* **TASK DETAILS**
Where a record contains a picture, omit it; otherwise reproduce the listing exactly.

---+---

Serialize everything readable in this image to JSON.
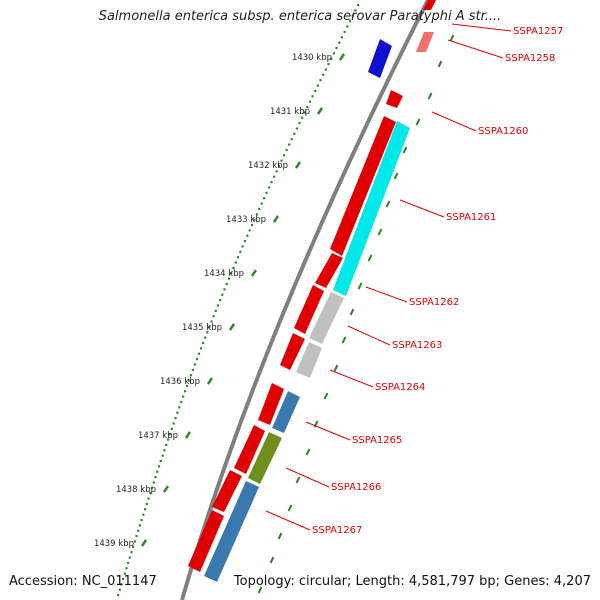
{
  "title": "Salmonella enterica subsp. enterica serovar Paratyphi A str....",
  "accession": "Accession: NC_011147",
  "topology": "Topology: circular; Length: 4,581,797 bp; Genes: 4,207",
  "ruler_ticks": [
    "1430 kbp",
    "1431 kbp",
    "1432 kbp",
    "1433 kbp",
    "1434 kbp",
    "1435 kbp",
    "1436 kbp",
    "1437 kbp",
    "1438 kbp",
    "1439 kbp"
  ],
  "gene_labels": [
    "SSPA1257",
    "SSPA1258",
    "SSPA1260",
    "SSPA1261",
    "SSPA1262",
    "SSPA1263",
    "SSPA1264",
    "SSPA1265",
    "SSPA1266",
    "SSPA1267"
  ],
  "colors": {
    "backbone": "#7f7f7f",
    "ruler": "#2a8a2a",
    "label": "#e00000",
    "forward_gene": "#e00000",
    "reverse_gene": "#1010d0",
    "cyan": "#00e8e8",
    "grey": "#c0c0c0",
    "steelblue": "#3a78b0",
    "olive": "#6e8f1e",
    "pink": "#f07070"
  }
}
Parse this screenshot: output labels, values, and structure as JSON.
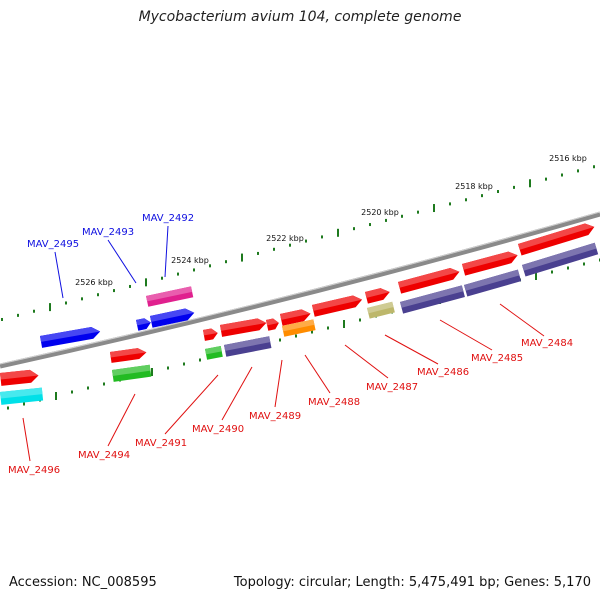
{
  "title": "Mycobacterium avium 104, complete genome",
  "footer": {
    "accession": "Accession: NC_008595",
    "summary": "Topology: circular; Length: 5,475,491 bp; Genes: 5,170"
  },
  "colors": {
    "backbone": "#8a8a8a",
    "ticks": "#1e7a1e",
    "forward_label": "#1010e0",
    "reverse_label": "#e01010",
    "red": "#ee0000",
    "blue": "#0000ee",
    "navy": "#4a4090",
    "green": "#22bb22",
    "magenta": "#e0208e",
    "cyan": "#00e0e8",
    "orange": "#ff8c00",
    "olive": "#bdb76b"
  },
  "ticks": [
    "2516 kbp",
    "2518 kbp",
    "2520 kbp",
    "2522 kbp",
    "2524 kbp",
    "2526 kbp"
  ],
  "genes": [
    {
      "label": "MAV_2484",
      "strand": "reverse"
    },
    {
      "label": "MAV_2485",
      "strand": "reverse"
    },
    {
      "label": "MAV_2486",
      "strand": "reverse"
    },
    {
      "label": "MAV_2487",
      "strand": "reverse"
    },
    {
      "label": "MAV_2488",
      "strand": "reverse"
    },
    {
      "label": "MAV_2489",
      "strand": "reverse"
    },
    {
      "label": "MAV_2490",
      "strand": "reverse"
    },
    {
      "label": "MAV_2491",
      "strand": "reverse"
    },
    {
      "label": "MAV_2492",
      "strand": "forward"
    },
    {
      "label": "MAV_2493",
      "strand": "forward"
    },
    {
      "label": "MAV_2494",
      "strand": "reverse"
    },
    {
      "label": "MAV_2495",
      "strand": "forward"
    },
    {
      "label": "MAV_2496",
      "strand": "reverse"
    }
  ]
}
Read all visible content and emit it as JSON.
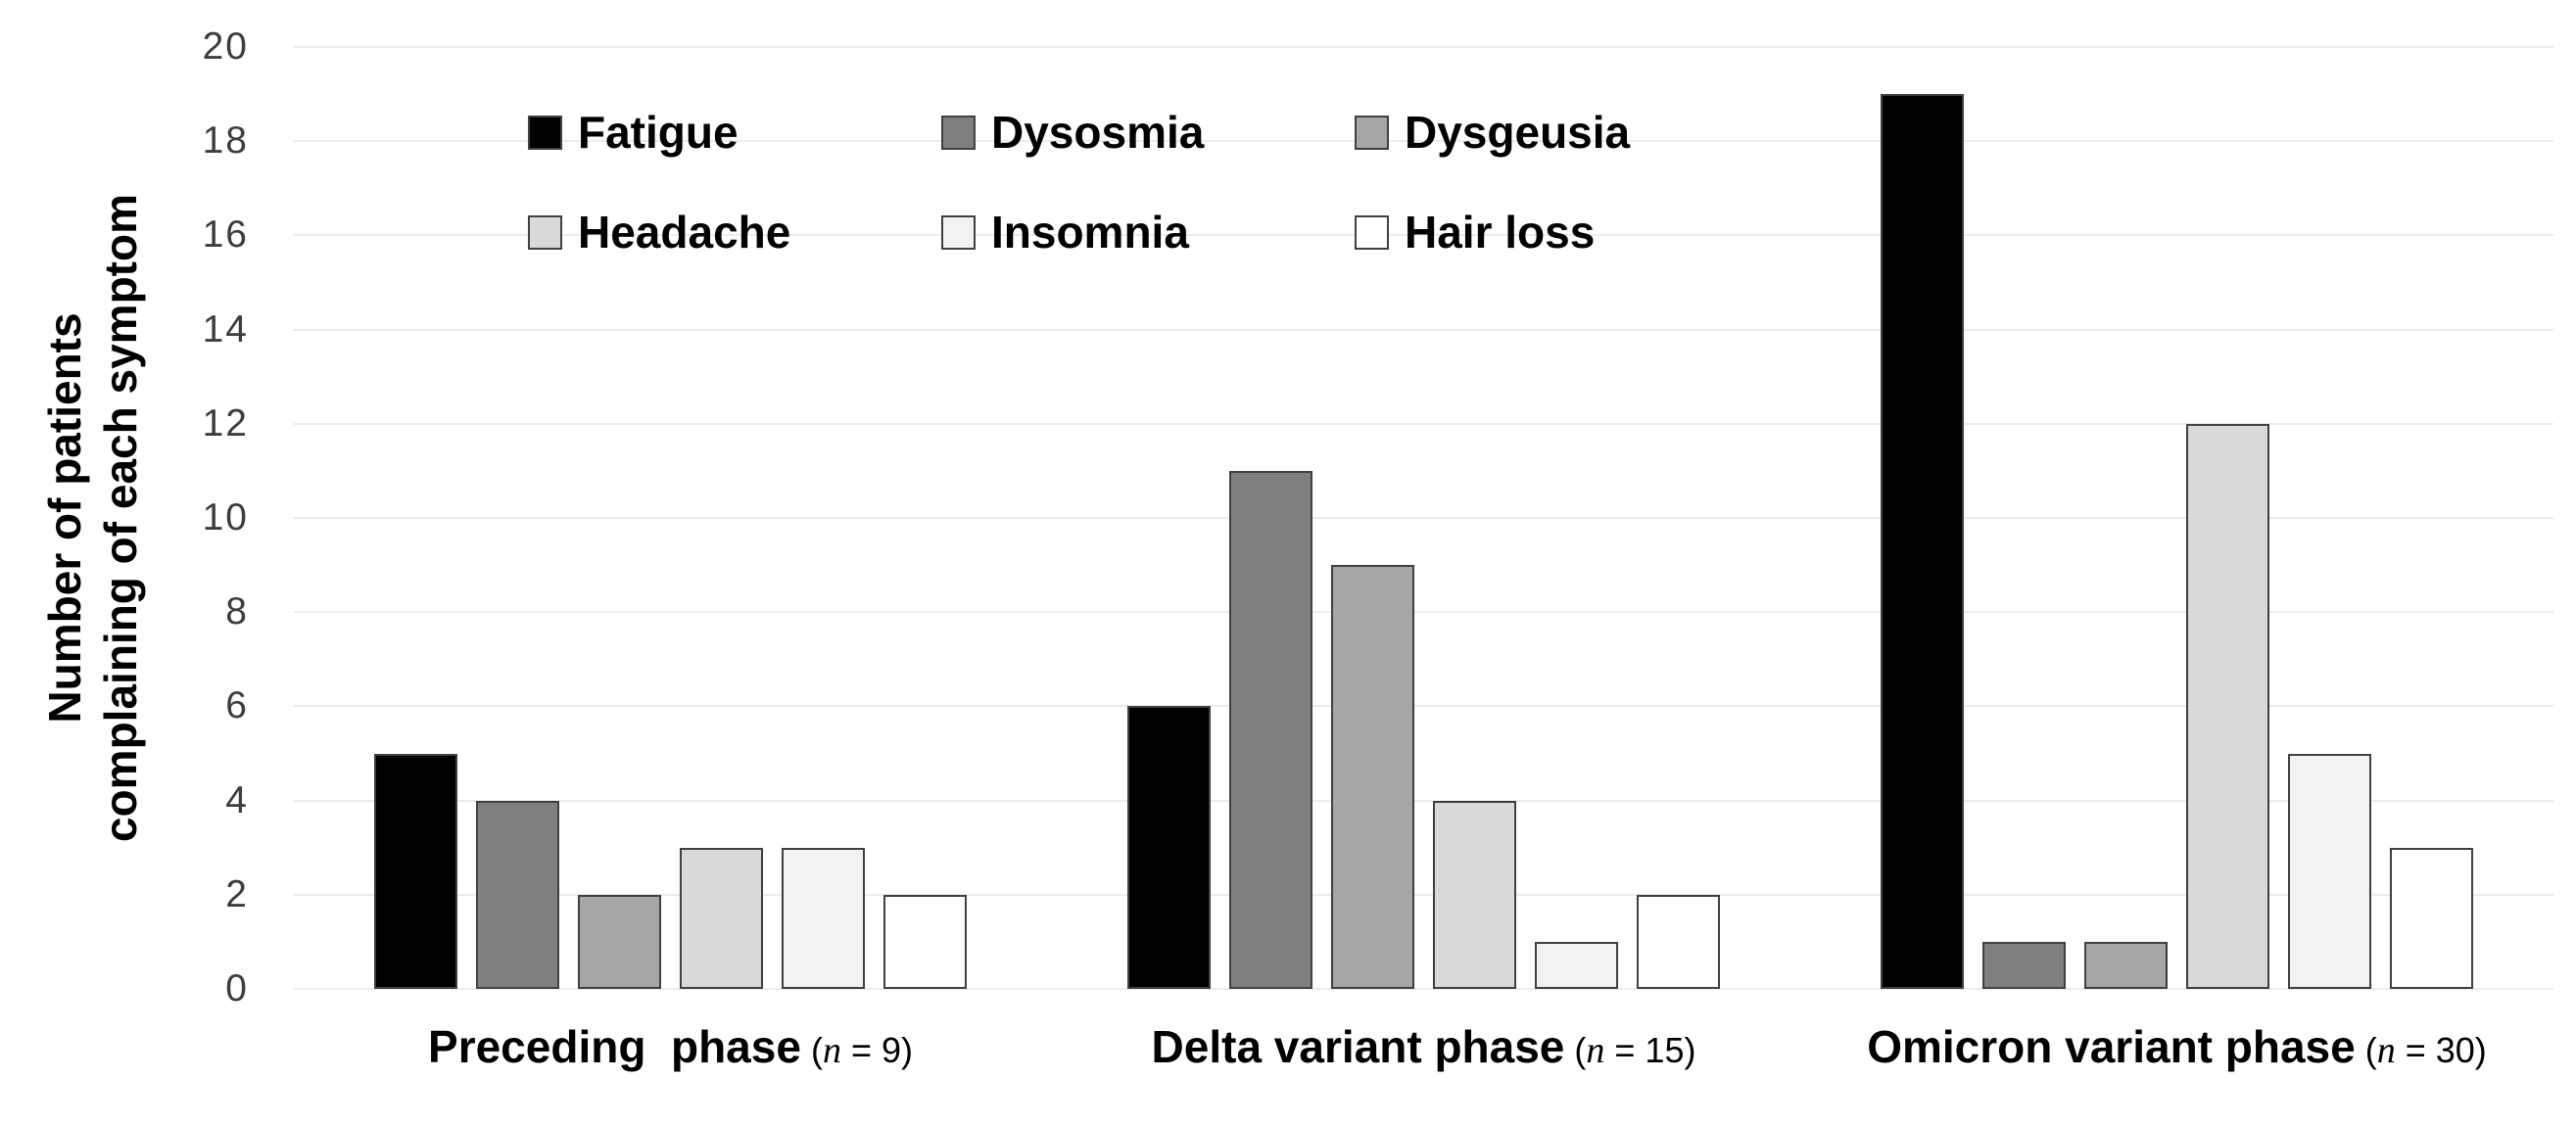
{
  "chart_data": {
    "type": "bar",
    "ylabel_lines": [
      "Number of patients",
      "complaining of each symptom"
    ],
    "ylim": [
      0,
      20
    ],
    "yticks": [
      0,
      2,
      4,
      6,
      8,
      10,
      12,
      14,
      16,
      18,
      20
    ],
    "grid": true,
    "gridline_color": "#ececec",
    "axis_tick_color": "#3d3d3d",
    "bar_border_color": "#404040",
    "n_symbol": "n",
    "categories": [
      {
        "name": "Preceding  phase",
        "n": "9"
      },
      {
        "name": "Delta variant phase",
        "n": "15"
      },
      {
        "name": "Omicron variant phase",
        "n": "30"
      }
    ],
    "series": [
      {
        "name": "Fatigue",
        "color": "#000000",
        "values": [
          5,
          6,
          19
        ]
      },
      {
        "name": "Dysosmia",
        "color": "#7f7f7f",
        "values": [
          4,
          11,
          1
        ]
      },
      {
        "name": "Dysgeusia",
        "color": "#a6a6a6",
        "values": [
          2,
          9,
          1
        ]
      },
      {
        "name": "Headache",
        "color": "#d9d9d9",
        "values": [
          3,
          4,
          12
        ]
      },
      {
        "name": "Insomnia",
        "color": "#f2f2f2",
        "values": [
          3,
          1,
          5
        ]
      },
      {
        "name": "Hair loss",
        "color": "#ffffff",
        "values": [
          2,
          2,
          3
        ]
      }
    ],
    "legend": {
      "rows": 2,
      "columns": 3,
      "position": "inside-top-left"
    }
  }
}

---+---

* **TASK OUTPUT**
Serialize everything readable in this image to JSON.
{
  "title": "Salmonella enterica subsp. enterica serovar Paratyphi A str....",
  "accession": "Accession: NC_011147",
  "topology": "Topology: circular; Length: 4,581,797 bp; Genes: 4,207",
  "ruler_ticks": [
    "1430 kbp",
    "1431 kbp",
    "1432 kbp",
    "1433 kbp",
    "1434 kbp",
    "1435 kbp",
    "1436 kbp",
    "1437 kbp",
    "1438 kbp",
    "1439 kbp"
  ],
  "gene_labels": [
    "SSPA1257",
    "SSPA1258",
    "SSPA1260",
    "SSPA1261",
    "SSPA1262",
    "SSPA1263",
    "SSPA1264",
    "SSPA1265",
    "SSPA1266",
    "SSPA1267"
  ],
  "colors": {
    "backbone": "#7f7f7f",
    "ruler": "#2a8a2a",
    "label": "#e00000",
    "forward_gene": "#e00000",
    "reverse_gene": "#1010d0",
    "cyan": "#00e8e8",
    "grey": "#c0c0c0",
    "steelblue": "#3a78b0",
    "olive": "#6e8f1e",
    "pink": "#f07070"
  }
}
Parse this screenshot: output labels, values, and structure as JSON.
{
  "title": "Mycobacterium avium 104, complete genome",
  "footer": {
    "accession": "Accession: NC_008595",
    "summary": "Topology: circular; Length: 5,475,491 bp; Genes: 5,170"
  },
  "colors": {
    "backbone": "#8a8a8a",
    "ticks": "#1e7a1e",
    "forward_label": "#1010e0",
    "reverse_label": "#e01010",
    "red": "#ee0000",
    "blue": "#0000ee",
    "navy": "#4a4090",
    "green": "#22bb22",
    "magenta": "#e0208e",
    "cyan": "#00e0e8",
    "orange": "#ff8c00",
    "olive": "#bdb76b"
  },
  "ticks": [
    "2516 kbp",
    "2518 kbp",
    "2520 kbp",
    "2522 kbp",
    "2524 kbp",
    "2526 kbp"
  ],
  "genes": [
    {
      "label": "MAV_2484",
      "strand": "reverse"
    },
    {
      "label": "MAV_2485",
      "strand": "reverse"
    },
    {
      "label": "MAV_2486",
      "strand": "reverse"
    },
    {
      "label": "MAV_2487",
      "strand": "reverse"
    },
    {
      "label": "MAV_2488",
      "strand": "reverse"
    },
    {
      "label": "MAV_2489",
      "strand": "reverse"
    },
    {
      "label": "MAV_2490",
      "strand": "reverse"
    },
    {
      "label": "MAV_2491",
      "strand": "reverse"
    },
    {
      "label": "MAV_2492",
      "strand": "forward"
    },
    {
      "label": "MAV_2493",
      "strand": "forward"
    },
    {
      "label": "MAV_2494",
      "strand": "reverse"
    },
    {
      "label": "MAV_2495",
      "strand": "forward"
    },
    {
      "label": "MAV_2496",
      "strand": "reverse"
    }
  ]
}
Read all visible content and emit it as JSON.
{
  "chart_data": {
    "type": "bar",
    "ylabel_lines": [
      "Number of patients",
      "complaining of each symptom"
    ],
    "ylim": [
      0,
      20
    ],
    "yticks": [
      0,
      2,
      4,
      6,
      8,
      10,
      12,
      14,
      16,
      18,
      20
    ],
    "grid": true,
    "gridline_color": "#ececec",
    "axis_tick_color": "#3d3d3d",
    "bar_border_color": "#404040",
    "n_symbol": "n",
    "categories": [
      {
        "name": "Preceding  phase",
        "n": "9"
      },
      {
        "name": "Delta variant phase",
        "n": "15"
      },
      {
        "name": "Omicron variant phase",
        "n": "30"
      }
    ],
    "series": [
      {
        "name": "Fatigue",
        "color": "#000000",
        "values": [
          5,
          6,
          19
        ]
      },
      {
        "name": "Dysosmia",
        "color": "#7f7f7f",
        "values": [
          4,
          11,
          1
        ]
      },
      {
        "name": "Dysgeusia",
        "color": "#a6a6a6",
        "values": [
          2,
          9,
          1
        ]
      },
      {
        "name": "Headache",
        "color": "#d9d9d9",
        "values": [
          3,
          4,
          12
        ]
      },
      {
        "name": "Insomnia",
        "color": "#f2f2f2",
        "values": [
          3,
          1,
          5
        ]
      },
      {
        "name": "Hair loss",
        "color": "#ffffff",
        "values": [
          2,
          2,
          3
        ]
      }
    ],
    "legend": {
      "rows": 2,
      "columns": 3,
      "position": "inside-top-left"
    }
  }
}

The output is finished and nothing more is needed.